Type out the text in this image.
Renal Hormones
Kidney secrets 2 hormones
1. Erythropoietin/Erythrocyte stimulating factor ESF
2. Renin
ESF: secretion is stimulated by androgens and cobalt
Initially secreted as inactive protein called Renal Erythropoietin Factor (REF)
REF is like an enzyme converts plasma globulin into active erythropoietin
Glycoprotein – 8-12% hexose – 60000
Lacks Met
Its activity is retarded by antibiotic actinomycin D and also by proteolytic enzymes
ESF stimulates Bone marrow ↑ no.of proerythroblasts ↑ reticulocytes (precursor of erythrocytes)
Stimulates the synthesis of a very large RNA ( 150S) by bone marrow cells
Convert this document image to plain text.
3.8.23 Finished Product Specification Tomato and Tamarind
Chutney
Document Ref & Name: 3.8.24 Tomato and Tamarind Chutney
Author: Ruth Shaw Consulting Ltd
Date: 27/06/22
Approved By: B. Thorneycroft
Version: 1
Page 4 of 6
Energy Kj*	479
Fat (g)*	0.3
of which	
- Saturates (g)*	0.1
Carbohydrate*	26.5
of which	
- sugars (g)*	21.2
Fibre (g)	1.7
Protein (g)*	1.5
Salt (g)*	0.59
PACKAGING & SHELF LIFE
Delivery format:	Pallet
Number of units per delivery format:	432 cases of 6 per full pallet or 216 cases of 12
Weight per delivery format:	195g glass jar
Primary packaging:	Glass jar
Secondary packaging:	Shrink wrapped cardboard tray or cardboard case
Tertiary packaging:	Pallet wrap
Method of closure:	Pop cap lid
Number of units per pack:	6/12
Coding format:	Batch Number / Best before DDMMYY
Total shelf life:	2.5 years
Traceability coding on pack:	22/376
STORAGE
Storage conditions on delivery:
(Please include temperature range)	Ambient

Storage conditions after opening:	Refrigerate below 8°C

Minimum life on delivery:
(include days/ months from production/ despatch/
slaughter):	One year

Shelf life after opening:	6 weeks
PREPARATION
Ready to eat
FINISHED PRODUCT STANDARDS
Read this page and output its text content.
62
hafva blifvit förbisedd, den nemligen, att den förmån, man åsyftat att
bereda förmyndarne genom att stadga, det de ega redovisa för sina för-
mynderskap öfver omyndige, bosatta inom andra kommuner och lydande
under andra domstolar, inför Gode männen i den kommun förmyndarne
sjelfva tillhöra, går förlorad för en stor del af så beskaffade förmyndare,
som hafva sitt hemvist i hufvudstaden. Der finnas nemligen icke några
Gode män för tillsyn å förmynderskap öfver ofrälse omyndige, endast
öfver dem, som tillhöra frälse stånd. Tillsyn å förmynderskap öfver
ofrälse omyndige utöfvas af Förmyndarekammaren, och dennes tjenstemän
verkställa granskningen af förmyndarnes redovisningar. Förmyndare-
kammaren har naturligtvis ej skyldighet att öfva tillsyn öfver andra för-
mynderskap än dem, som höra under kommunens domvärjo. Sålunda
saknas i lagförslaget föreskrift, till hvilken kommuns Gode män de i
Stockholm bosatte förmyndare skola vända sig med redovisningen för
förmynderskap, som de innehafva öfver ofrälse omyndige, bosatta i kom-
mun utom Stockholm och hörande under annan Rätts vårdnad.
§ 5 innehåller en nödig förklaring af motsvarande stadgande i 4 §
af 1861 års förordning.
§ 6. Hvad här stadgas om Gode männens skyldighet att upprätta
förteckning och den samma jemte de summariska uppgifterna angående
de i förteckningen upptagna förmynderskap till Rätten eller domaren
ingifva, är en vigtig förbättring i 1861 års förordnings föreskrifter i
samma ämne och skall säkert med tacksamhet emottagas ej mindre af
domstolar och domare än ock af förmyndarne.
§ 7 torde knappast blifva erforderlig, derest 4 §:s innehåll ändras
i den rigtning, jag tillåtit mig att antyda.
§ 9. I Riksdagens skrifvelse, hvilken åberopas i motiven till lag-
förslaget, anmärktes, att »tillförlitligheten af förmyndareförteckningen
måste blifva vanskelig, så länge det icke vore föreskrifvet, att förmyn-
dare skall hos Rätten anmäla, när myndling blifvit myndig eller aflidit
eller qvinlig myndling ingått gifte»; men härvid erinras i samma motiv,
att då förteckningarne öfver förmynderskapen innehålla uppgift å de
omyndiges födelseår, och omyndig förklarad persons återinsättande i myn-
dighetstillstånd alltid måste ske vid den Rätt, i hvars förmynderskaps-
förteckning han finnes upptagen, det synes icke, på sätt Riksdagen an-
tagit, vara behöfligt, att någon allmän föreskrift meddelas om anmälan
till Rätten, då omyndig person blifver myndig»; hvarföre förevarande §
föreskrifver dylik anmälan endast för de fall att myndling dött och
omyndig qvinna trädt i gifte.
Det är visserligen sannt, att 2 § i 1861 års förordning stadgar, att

════

→ What the task asks
The data must be given again in full, exactly as written.

→ Answer space
Type out the text in this image.
Renal Hormones
Kidney secrets 2 hormones
1. Erythropoietin/Erythrocyte stimulating factor ESF
2. Renin
ESF: secretion is stimulated by androgens and cobalt
Initially secreted as inactive protein called Renal Erythropoietin Factor (REF)
REF is like an enzyme converts plasma globulin into active erythropoietin
Glycoprotein – 8-12% hexose – 60000
Lacks Met
Its activity is retarded by antibiotic actinomycin D and also by proteolytic enzymes
ESF stimulates Bone marrow ↑ no.of proerythroblasts ↑ reticulocytes (precursor of erythrocytes)
Stimulates the synthesis of a very large RNA ( 150S) by bone marrow cells
Convert this document image to plain text.
3.8.23 Finished Product Specification Tomato and Tamarind
Chutney
Document Ref & Name: 3.8.24 Tomato and Tamarind Chutney
Author: Ruth Shaw Consulting Ltd
Date: 27/06/22
Approved By: B. Thorneycroft
Version: 1
Page 4 of 6
Energy Kj*	479
Fat (g)*	0.3
of which	
- Saturates (g)*	0.1
Carbohydrate*	26.5
of which	
- sugars (g)*	21.2
Fibre (g)	1.7
Protein (g)*	1.5
Salt (g)*	0.59
PACKAGING & SHELF LIFE
Delivery format:	Pallet
Number of units per delivery format:	432 cases of 6 per full pallet or 216 cases of 12
Weight per delivery format:	195g glass jar
Primary packaging:	Glass jar
Secondary packaging:	Shrink wrapped cardboard tray or cardboard case
Tertiary packaging:	Pallet wrap
Method of closure:	Pop cap lid
Number of units per pack:	6/12
Coding format:	Batch Number / Best before DDMMYY
Total shelf life:	2.5 years
Traceability coding on pack:	22/376
STORAGE
Storage conditions on delivery:
(Please include temperature range)	Ambient

Storage conditions after opening:	Refrigerate below 8°C

Minimum life on delivery:
(include days/ months from production/ despatch/
slaughter):	One year

Shelf life after opening:	6 weeks
PREPARATION
Ready to eat
FINISHED PRODUCT STANDARDS
Read this page and output its text content.
62
hafva blifvit förbisedd, den nemligen, att den förmån, man åsyftat att
bereda förmyndarne genom att stadga, det de ega redovisa för sina för-
mynderskap öfver omyndige, bosatta inom andra kommuner och lydande
under andra domstolar, inför Gode männen i den kommun förmyndarne
sjelfva tillhöra, går förlorad för en stor del af så beskaffade förmyndare,
som hafva sitt hemvist i hufvudstaden. Der finnas nemligen icke några
Gode män för tillsyn å förmynderskap öfver ofrälse omyndige, endast
öfver dem, som tillhöra frälse stånd. Tillsyn å förmynderskap öfver
ofrälse omyndige utöfvas af Förmyndarekammaren, och dennes tjenstemän
verkställa granskningen af förmyndarnes redovisningar. Förmyndare-
kammaren har naturligtvis ej skyldighet att öfva tillsyn öfver andra för-
mynderskap än dem, som höra under kommunens domvärjo. Sålunda
saknas i lagförslaget föreskrift, till hvilken kommuns Gode män de i
Stockholm bosatte förmyndare skola vända sig med redovisningen för
förmynderskap, som de innehafva öfver ofrälse omyndige, bosatta i kom-
mun utom Stockholm och hörande under annan Rätts vårdnad.
§ 5 innehåller en nödig förklaring af motsvarande stadgande i 4 §
af 1861 års förordning.
§ 6. Hvad här stadgas om Gode männens skyldighet att upprätta
förteckning och den samma jemte de summariska uppgifterna angående
de i förteckningen upptagna förmynderskap till Rätten eller domaren
ingifva, är en vigtig förbättring i 1861 års förordnings föreskrifter i
samma ämne och skall säkert med tacksamhet emottagas ej mindre af
domstolar och domare än ock af förmyndarne.
§ 7 torde knappast blifva erforderlig, derest 4 §:s innehåll ändras
i den rigtning, jag tillåtit mig att antyda.
§ 9. I Riksdagens skrifvelse, hvilken åberopas i motiven till lag-
förslaget, anmärktes, att »tillförlitligheten af förmyndareförteckningen
måste blifva vanskelig, så länge det icke vore föreskrifvet, att förmyn-
dare skall hos Rätten anmäla, när myndling blifvit myndig eller aflidit
eller qvinlig myndling ingått gifte»; men härvid erinras i samma motiv,
att då förteckningarne öfver förmynderskapen innehålla uppgift å de
omyndiges födelseår, och omyndig förklarad persons återinsättande i myn-
dighetstillstånd alltid måste ske vid den Rätt, i hvars förmynderskaps-
förteckning han finnes upptagen, det synes icke, på sätt Riksdagen an-
tagit, vara behöfligt, att någon allmän föreskrift meddelas om anmälan
till Rätten, då omyndig person blifver myndig»; hvarföre förevarande §
föreskrifver dylik anmälan endast för de fall att myndling dött och
omyndig qvinna trädt i gifte.
Det är visserligen sannt, att 2 § i 1861 års förordning stadgar, att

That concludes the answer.